The exercise: Copy every line from the records below that holds the word "eligible".

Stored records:
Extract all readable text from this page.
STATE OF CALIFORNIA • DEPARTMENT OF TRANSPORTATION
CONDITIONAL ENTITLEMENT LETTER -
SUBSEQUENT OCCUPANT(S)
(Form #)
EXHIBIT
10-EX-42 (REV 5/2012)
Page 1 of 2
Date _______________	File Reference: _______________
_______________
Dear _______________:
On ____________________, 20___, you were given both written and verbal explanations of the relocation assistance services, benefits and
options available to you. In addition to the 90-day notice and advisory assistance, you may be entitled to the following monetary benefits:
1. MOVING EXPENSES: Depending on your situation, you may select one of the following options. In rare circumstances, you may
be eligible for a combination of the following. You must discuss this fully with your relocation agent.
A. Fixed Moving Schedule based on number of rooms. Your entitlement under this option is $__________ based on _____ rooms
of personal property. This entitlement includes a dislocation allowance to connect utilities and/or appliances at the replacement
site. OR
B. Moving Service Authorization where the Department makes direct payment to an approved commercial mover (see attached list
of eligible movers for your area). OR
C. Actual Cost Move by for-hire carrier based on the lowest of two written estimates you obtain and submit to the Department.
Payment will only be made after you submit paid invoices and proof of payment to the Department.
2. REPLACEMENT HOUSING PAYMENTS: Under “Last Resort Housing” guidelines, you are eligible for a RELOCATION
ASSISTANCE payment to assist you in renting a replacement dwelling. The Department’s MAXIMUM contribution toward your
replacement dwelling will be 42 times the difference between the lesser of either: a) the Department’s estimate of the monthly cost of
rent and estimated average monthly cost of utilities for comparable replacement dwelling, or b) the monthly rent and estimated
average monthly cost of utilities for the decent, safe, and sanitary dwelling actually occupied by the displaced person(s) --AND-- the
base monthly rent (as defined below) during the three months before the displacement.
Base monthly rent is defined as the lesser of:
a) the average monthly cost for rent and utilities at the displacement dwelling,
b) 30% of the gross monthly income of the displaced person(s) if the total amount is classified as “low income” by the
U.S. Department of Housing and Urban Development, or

In response:
be eligible for a combination of the following. You must discuss this fully with your relocation agent.
of eligible movers for your area). OR
2. REPLACEMENT HOUSING PAYMENTS: Under “Last Resort Housing” guidelines, you are eligible for a RELOCATION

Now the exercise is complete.